▶ _Prompt_
Gather every line of the entries that includes the word "legend".

····················

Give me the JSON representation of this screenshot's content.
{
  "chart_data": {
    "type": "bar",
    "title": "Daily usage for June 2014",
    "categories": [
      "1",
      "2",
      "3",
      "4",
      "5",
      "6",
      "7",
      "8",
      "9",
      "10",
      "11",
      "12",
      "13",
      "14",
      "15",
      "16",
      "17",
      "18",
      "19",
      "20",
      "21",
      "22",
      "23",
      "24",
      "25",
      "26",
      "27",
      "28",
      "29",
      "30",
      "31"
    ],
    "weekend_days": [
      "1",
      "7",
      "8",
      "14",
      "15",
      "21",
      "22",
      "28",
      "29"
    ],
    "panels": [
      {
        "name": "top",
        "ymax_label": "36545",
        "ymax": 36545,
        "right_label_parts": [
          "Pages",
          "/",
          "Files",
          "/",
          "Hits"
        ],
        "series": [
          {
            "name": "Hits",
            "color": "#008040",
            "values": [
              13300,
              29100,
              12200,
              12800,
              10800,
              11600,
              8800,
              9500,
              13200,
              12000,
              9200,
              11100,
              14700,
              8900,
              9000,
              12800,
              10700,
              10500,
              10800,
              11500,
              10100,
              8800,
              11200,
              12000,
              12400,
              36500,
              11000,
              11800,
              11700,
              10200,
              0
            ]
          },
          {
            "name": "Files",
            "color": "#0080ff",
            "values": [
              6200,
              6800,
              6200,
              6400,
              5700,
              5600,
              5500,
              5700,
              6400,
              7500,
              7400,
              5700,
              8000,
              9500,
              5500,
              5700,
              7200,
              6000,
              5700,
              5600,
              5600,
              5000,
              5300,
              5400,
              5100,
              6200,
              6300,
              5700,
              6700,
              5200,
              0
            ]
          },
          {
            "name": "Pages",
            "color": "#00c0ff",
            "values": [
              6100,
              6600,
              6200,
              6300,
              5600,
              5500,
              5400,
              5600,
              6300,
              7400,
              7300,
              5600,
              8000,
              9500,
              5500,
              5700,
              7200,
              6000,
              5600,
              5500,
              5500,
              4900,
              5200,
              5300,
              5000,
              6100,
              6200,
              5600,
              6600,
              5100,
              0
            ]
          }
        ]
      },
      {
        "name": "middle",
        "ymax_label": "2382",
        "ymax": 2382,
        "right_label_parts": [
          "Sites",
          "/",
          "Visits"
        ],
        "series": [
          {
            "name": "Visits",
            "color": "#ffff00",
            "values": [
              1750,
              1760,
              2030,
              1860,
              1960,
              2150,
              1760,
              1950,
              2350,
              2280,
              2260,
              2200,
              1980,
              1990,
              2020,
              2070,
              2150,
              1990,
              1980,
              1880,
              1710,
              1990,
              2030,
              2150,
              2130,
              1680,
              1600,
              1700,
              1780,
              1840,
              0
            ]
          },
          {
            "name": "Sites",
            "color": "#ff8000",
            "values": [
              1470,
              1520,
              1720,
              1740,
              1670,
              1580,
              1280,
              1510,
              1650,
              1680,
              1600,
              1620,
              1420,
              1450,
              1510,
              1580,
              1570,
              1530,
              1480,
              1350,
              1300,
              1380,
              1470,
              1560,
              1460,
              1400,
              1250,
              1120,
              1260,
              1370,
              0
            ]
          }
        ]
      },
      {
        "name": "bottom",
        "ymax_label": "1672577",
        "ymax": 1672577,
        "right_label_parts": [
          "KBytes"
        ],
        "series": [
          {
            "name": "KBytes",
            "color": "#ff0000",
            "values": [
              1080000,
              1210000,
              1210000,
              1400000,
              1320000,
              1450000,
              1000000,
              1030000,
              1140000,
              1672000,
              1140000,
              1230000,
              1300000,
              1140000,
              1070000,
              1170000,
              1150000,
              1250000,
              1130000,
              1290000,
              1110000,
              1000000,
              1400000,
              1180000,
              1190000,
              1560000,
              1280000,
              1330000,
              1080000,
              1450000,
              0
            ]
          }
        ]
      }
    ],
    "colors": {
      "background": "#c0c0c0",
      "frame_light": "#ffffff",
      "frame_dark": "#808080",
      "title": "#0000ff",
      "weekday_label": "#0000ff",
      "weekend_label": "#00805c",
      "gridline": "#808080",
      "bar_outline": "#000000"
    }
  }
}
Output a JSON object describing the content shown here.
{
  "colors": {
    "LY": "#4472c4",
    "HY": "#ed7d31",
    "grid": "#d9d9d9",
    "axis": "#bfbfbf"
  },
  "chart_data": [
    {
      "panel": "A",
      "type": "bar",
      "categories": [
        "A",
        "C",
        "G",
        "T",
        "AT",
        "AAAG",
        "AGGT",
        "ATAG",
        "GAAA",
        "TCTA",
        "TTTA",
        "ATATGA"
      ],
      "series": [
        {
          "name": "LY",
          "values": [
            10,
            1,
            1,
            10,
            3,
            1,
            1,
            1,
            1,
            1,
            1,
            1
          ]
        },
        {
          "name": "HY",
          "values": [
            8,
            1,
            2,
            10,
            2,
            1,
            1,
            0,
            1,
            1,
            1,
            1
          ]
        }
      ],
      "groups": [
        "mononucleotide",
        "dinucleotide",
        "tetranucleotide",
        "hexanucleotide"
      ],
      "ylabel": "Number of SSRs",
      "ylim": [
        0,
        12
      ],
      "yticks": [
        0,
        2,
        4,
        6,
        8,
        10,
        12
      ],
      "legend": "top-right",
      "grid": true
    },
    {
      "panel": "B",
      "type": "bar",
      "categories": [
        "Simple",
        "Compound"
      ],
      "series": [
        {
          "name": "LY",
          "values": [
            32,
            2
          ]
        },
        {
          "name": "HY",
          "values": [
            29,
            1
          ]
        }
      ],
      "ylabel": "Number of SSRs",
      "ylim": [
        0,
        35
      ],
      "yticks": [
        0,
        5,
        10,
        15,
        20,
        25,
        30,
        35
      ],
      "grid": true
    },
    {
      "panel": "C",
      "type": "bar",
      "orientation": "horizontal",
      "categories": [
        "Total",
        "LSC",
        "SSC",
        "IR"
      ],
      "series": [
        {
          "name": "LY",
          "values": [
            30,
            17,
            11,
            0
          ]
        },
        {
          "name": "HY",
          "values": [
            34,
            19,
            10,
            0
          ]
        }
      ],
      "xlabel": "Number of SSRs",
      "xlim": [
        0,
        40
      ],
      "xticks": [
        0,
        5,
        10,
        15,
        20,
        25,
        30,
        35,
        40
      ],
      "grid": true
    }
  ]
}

····················

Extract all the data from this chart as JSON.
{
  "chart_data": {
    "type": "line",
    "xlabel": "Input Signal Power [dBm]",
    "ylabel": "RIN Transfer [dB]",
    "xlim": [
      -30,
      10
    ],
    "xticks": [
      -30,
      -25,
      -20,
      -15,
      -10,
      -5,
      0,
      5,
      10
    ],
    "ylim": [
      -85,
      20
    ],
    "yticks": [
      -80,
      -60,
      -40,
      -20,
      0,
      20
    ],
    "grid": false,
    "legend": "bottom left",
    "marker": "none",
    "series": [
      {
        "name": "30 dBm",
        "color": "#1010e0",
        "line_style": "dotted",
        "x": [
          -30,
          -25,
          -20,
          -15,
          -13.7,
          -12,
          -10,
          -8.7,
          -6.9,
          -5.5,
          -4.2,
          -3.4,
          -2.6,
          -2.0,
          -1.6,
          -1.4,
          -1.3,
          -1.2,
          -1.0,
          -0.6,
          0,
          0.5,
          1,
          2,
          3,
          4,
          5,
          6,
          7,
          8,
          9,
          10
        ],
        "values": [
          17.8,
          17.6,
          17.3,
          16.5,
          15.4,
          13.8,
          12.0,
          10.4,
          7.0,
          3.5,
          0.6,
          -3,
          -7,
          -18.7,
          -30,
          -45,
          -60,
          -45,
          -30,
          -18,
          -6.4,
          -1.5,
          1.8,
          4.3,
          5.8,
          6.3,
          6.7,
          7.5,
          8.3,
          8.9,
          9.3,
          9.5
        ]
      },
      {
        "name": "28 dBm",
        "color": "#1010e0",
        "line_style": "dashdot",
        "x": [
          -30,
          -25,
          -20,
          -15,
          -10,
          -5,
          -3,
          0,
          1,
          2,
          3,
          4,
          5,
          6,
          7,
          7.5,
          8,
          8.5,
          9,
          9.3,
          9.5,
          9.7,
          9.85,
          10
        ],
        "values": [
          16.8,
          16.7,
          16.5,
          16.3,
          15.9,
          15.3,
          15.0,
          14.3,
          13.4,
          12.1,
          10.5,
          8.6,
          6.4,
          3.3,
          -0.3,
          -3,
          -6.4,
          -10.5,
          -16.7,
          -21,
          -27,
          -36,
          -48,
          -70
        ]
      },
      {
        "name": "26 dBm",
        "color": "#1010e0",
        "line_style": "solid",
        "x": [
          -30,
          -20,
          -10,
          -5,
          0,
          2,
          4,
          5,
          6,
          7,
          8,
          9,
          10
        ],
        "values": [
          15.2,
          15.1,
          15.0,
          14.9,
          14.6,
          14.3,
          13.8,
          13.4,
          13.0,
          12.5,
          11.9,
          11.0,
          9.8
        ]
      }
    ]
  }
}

····················

▶ _Result for this task_
      "legend": "top-right",
    "legend": "bottom left",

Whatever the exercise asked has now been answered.